Description of the task:
Scan the data beneath this task and copy each line that includes "reparateur".

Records
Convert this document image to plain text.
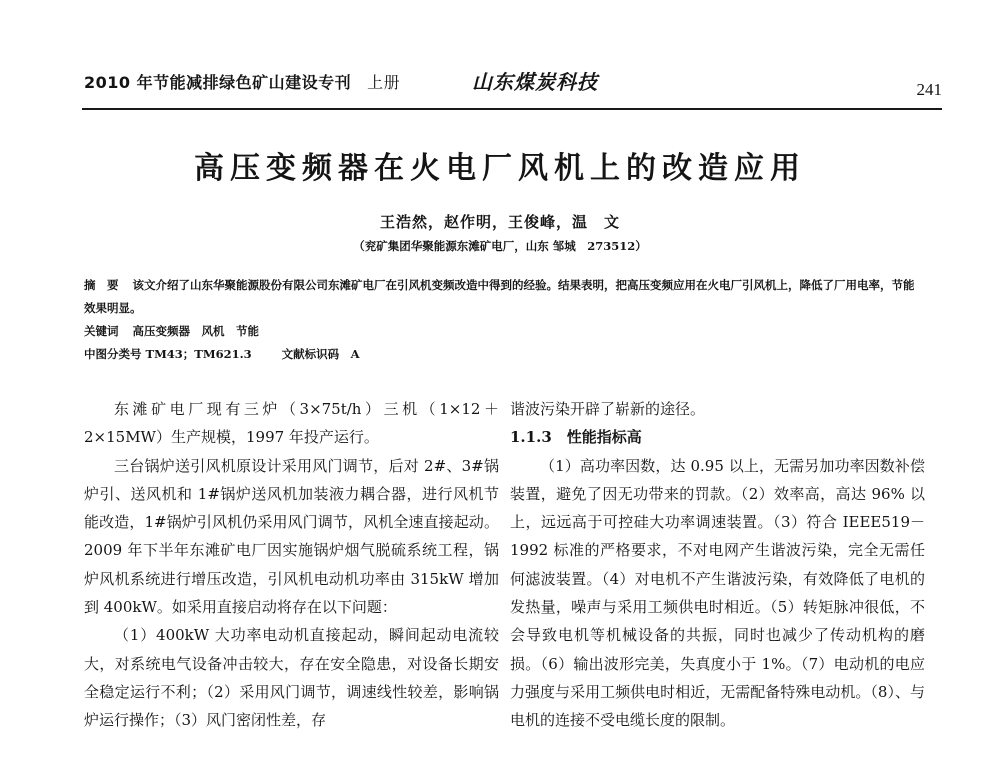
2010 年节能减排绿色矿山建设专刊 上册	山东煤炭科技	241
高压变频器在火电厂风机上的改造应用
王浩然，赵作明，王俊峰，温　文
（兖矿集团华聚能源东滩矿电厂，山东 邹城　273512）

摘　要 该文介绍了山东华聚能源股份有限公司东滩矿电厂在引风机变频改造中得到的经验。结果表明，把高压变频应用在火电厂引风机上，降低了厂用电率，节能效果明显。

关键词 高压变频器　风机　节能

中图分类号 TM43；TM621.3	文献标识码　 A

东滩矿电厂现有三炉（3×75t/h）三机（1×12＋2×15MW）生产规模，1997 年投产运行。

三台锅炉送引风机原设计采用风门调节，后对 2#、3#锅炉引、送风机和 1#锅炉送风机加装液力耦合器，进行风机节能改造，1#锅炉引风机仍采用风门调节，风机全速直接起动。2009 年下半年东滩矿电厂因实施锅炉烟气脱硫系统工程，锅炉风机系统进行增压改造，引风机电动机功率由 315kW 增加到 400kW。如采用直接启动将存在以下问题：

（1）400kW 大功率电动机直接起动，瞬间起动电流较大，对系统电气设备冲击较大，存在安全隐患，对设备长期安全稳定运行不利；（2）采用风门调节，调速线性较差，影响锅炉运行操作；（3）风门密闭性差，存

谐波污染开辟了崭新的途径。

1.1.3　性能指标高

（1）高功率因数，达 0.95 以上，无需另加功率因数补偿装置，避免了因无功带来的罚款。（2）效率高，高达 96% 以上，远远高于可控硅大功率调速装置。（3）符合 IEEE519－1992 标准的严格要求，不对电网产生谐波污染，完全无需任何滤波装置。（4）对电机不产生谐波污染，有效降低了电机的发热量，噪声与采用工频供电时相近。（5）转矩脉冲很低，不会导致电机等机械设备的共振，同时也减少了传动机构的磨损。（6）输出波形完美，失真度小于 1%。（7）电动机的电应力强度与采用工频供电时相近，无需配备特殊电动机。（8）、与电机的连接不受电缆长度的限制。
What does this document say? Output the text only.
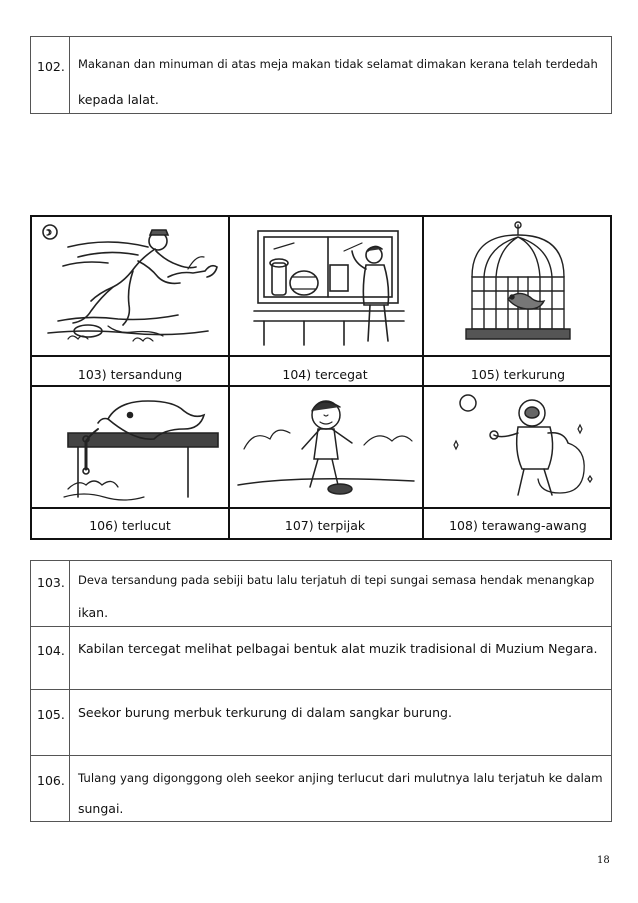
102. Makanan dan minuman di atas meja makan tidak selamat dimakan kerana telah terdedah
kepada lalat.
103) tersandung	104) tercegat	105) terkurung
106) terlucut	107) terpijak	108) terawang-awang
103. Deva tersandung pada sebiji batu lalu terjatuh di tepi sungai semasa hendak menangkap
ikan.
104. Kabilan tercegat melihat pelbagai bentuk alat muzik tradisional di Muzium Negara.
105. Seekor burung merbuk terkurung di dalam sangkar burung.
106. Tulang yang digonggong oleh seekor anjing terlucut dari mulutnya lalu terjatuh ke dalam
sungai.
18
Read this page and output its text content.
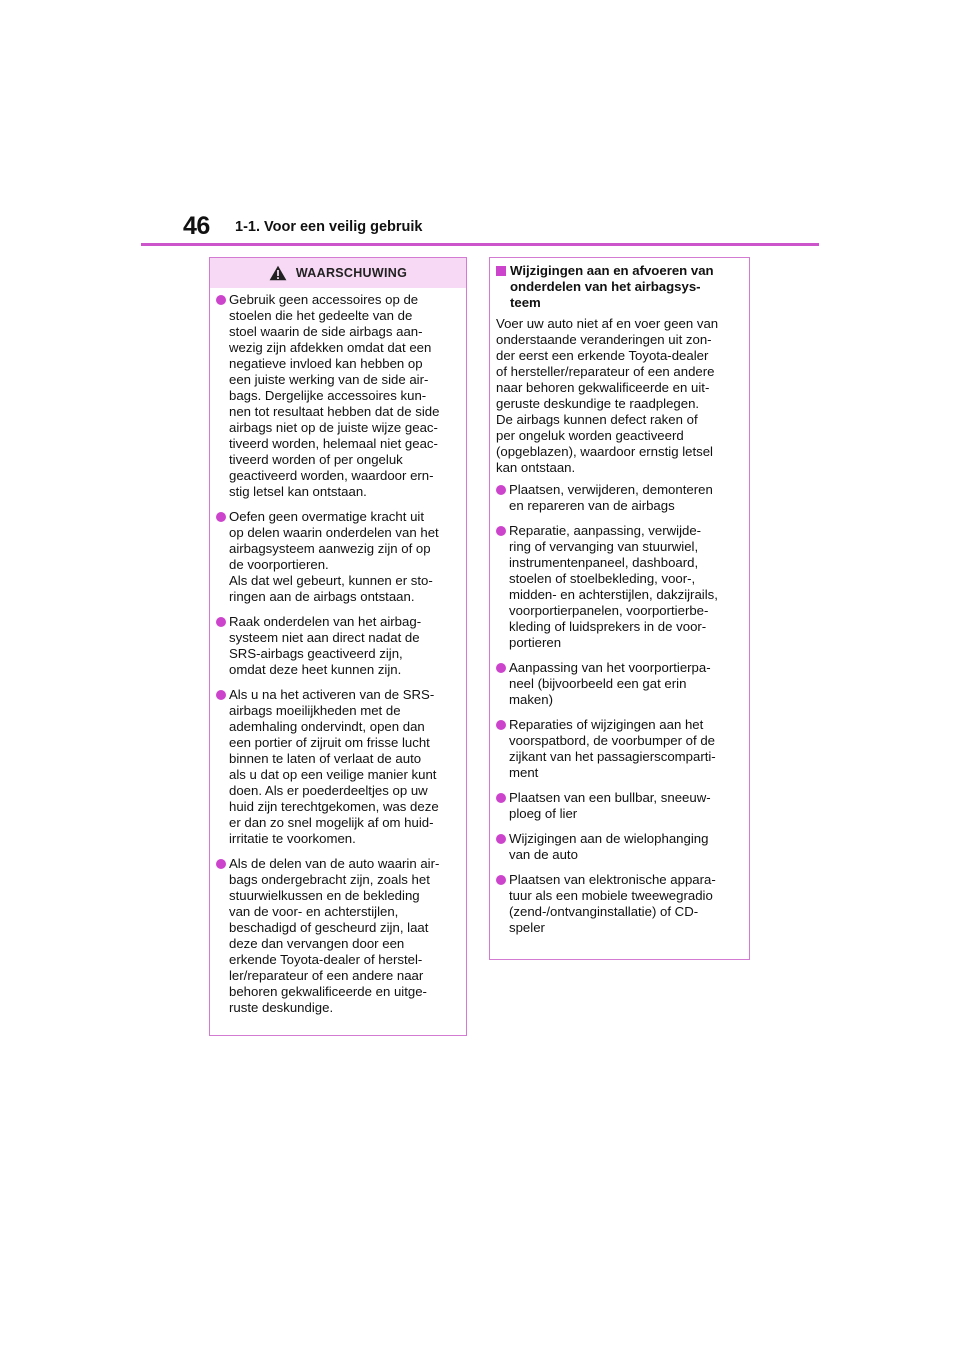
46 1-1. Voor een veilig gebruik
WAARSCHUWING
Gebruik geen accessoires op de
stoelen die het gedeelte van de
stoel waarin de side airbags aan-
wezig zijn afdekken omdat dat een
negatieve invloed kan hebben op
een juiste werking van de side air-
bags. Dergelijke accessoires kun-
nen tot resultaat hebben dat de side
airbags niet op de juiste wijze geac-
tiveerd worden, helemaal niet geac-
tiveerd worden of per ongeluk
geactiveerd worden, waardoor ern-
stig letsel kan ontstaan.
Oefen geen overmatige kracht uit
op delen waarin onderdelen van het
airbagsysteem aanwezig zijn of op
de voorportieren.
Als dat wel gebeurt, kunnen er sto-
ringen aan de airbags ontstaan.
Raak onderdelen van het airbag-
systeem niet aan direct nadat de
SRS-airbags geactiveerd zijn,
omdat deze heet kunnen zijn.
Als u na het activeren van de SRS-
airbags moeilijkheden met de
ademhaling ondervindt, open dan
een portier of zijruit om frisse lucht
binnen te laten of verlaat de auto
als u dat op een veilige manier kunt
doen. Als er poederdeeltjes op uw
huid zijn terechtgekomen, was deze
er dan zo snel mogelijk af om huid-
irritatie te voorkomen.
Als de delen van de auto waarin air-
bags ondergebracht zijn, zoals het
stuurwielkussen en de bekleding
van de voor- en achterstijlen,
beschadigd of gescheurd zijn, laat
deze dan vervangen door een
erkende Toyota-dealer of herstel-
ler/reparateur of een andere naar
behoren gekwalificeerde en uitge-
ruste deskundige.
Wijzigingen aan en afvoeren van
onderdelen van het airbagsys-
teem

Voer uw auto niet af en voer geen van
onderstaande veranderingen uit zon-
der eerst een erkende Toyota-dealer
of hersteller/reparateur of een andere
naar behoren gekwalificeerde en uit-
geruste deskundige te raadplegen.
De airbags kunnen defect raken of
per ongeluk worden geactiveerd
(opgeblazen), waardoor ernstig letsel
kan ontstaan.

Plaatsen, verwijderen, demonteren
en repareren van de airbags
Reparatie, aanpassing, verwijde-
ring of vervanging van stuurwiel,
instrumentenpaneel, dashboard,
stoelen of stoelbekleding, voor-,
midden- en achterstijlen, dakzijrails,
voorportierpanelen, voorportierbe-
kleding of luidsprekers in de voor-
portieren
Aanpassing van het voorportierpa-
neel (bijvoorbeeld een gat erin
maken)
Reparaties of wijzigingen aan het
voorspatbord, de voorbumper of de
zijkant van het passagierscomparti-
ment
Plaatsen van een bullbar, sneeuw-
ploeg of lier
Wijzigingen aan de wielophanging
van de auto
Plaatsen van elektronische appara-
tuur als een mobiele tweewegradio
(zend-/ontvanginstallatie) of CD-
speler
---
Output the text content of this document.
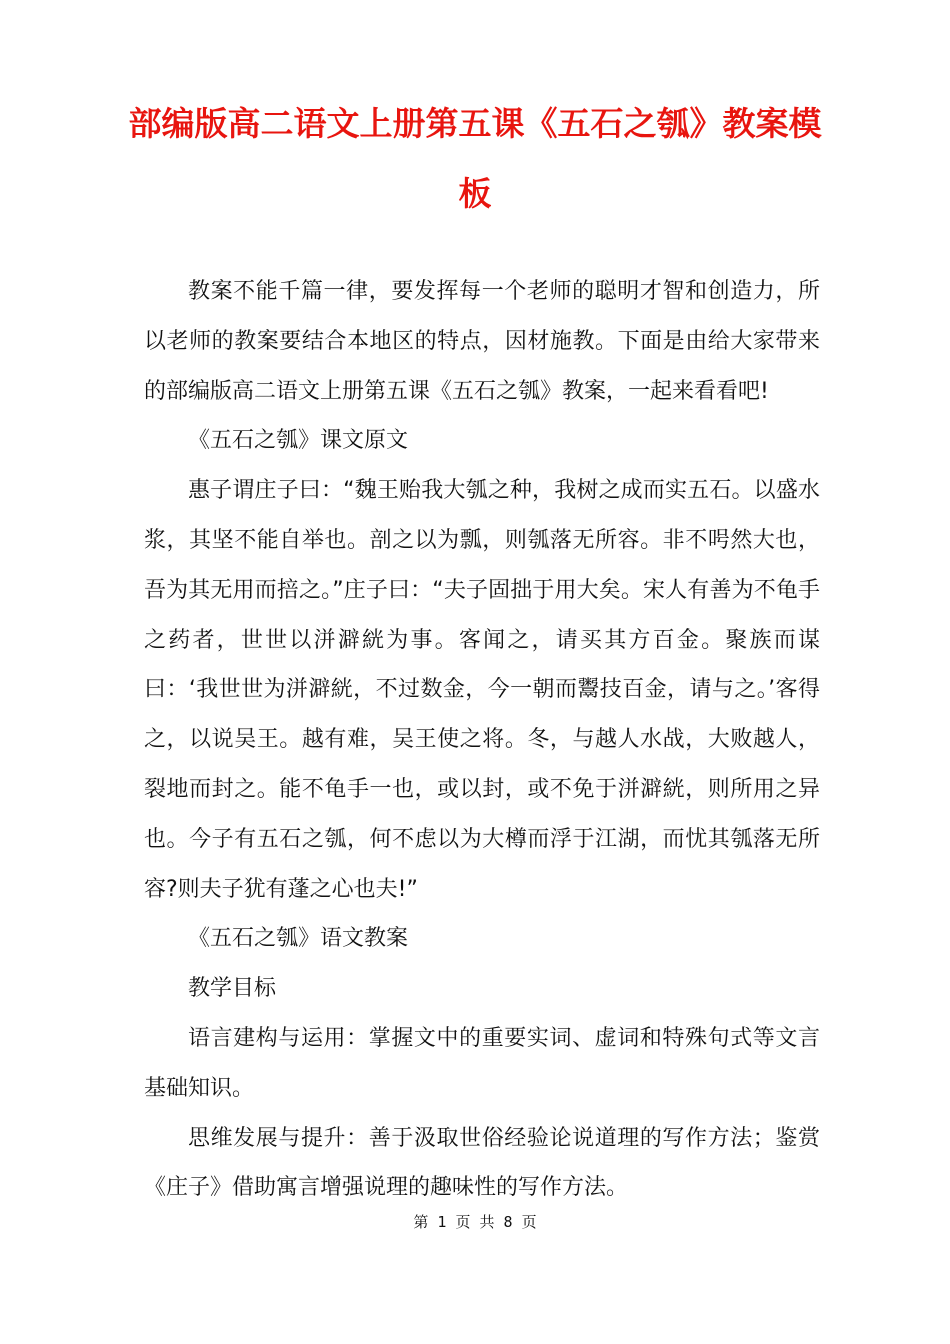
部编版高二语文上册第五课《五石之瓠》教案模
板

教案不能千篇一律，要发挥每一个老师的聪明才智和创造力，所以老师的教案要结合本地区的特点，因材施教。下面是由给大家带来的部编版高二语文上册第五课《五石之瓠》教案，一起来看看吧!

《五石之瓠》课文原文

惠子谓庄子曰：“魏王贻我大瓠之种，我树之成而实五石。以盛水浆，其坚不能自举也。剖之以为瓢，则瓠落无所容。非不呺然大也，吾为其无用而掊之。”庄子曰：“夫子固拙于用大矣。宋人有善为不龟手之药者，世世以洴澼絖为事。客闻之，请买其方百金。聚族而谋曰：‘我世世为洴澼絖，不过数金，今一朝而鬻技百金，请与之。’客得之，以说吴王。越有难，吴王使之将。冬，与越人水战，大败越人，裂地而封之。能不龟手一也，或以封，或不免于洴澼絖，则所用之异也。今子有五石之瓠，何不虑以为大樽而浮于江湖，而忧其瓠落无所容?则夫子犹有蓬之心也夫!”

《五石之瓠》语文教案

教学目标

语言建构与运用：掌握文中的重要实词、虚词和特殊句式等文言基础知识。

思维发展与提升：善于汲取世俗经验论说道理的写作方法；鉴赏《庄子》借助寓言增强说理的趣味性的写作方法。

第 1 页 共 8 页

Solution to this problem:
ler/reparateur of een andere naar
of hersteller/reparateur of een andere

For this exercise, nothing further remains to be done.